--- SUPPLIED DATA ---

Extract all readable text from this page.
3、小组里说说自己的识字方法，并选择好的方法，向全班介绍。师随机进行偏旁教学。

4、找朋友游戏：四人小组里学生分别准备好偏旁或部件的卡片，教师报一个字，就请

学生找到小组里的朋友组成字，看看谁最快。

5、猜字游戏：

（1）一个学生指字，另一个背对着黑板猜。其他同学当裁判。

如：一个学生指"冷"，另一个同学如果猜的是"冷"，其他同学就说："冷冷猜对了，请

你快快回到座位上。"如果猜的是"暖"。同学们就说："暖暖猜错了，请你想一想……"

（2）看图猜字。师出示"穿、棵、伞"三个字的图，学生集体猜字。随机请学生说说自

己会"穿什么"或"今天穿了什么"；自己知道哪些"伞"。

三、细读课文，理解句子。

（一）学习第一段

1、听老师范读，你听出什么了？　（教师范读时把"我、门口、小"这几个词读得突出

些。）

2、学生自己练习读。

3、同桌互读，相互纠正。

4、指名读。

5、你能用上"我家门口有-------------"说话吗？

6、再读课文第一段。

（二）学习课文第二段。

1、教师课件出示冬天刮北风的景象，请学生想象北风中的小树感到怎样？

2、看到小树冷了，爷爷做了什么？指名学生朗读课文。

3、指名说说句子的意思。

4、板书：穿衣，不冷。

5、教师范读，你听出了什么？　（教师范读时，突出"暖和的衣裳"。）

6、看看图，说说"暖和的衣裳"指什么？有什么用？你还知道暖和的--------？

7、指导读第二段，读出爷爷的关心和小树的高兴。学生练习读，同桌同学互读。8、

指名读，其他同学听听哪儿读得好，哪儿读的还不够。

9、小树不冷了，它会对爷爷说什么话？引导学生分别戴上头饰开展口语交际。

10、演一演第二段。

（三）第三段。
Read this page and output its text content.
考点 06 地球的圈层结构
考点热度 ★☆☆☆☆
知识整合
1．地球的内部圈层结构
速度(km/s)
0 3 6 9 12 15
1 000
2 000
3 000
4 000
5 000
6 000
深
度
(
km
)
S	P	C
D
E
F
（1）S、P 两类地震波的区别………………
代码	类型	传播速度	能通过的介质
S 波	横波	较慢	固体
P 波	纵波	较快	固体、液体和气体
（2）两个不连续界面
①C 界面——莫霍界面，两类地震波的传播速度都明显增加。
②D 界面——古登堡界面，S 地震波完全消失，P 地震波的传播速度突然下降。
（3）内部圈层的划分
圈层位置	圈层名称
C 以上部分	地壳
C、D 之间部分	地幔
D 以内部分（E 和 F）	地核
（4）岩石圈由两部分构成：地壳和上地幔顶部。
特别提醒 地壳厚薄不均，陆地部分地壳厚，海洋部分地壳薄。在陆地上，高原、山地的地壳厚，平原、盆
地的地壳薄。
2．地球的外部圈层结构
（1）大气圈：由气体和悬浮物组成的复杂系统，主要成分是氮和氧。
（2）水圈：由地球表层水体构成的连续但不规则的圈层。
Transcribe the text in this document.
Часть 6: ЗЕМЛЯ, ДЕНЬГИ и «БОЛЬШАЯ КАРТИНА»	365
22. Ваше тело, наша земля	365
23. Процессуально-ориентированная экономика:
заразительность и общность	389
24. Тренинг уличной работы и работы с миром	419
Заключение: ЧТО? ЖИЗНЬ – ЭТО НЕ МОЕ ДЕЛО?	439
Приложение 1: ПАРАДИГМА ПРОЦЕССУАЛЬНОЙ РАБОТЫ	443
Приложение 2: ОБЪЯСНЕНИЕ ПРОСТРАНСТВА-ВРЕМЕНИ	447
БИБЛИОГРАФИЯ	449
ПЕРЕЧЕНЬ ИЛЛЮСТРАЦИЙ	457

---

> DIRECTIONS:
Give back the data above exactly as it appears.

> OUTPUT FOR THIS EXERCISE:
Extract all readable text from this page.
3、小组里说说自己的识字方法，并选择好的方法，向全班介绍。师随机进行偏旁教学。

4、找朋友游戏：四人小组里学生分别准备好偏旁或部件的卡片，教师报一个字，就请

学生找到小组里的朋友组成字，看看谁最快。

5、猜字游戏：

（1）一个学生指字，另一个背对着黑板猜。其他同学当裁判。

如：一个学生指"冷"，另一个同学如果猜的是"冷"，其他同学就说："冷冷猜对了，请

你快快回到座位上。"如果猜的是"暖"。同学们就说："暖暖猜错了，请你想一想……"

（2）看图猜字。师出示"穿、棵、伞"三个字的图，学生集体猜字。随机请学生说说自

己会"穿什么"或"今天穿了什么"；自己知道哪些"伞"。

三、细读课文，理解句子。

（一）学习第一段

1、听老师范读，你听出什么了？　（教师范读时把"我、门口、小"这几个词读得突出

些。）

2、学生自己练习读。

3、同桌互读，相互纠正。

4、指名读。

5、你能用上"我家门口有-------------"说话吗？

6、再读课文第一段。

（二）学习课文第二段。

1、教师课件出示冬天刮北风的景象，请学生想象北风中的小树感到怎样？

2、看到小树冷了，爷爷做了什么？指名学生朗读课文。

3、指名说说句子的意思。

4、板书：穿衣，不冷。

5、教师范读，你听出了什么？　（教师范读时，突出"暖和的衣裳"。）

6、看看图，说说"暖和的衣裳"指什么？有什么用？你还知道暖和的--------？

7、指导读第二段，读出爷爷的关心和小树的高兴。学生练习读，同桌同学互读。8、

指名读，其他同学听听哪儿读得好，哪儿读的还不够。

9、小树不冷了，它会对爷爷说什么话？引导学生分别戴上头饰开展口语交际。

10、演一演第二段。

（三）第三段。
Read this page and output its text content.
考点 06 地球的圈层结构
考点热度 ★☆☆☆☆
知识整合
1．地球的内部圈层结构
速度(km/s)
0 3 6 9 12 15
1 000
2 000
3 000
4 000
5 000
6 000
深
度
(
km
)
S	P	C
D
E
F
（1）S、P 两类地震波的区别………………
代码	类型	传播速度	能通过的介质
S 波	横波	较慢	固体
P 波	纵波	较快	固体、液体和气体
（2）两个不连续界面
①C 界面——莫霍界面，两类地震波的传播速度都明显增加。
②D 界面——古登堡界面，S 地震波完全消失，P 地震波的传播速度突然下降。
（3）内部圈层的划分
圈层位置	圈层名称
C 以上部分	地壳
C、D 之间部分	地幔
D 以内部分（E 和 F）	地核
（4）岩石圈由两部分构成：地壳和上地幔顶部。
特别提醒 地壳厚薄不均，陆地部分地壳厚，海洋部分地壳薄。在陆地上，高原、山地的地壳厚，平原、盆
地的地壳薄。
2．地球的外部圈层结构
（1）大气圈：由气体和悬浮物组成的复杂系统，主要成分是氮和氧。
（2）水圈：由地球表层水体构成的连续但不规则的圈层。
Transcribe the text in this document.
Часть 6: ЗЕМЛЯ, ДЕНЬГИ и «БОЛЬШАЯ КАРТИНА»	365
22. Ваше тело, наша земля	365
23. Процессуально-ориентированная экономика:
заразительность и общность	389
24. Тренинг уличной работы и работы с миром	419
Заключение: ЧТО? ЖИЗНЬ – ЭТО НЕ МОЕ ДЕЛО?	439
Приложение 1: ПАРАДИГМА ПРОЦЕССУАЛЬНОЙ РАБОТЫ	443
Приложение 2: ОБЪЯСНЕНИЕ ПРОСТРАНСТВА-ВРЕМЕНИ	447
БИБЛИОГРАФИЯ	449
ПЕРЕЧЕНЬ ИЛЛЮСТРАЦИЙ	457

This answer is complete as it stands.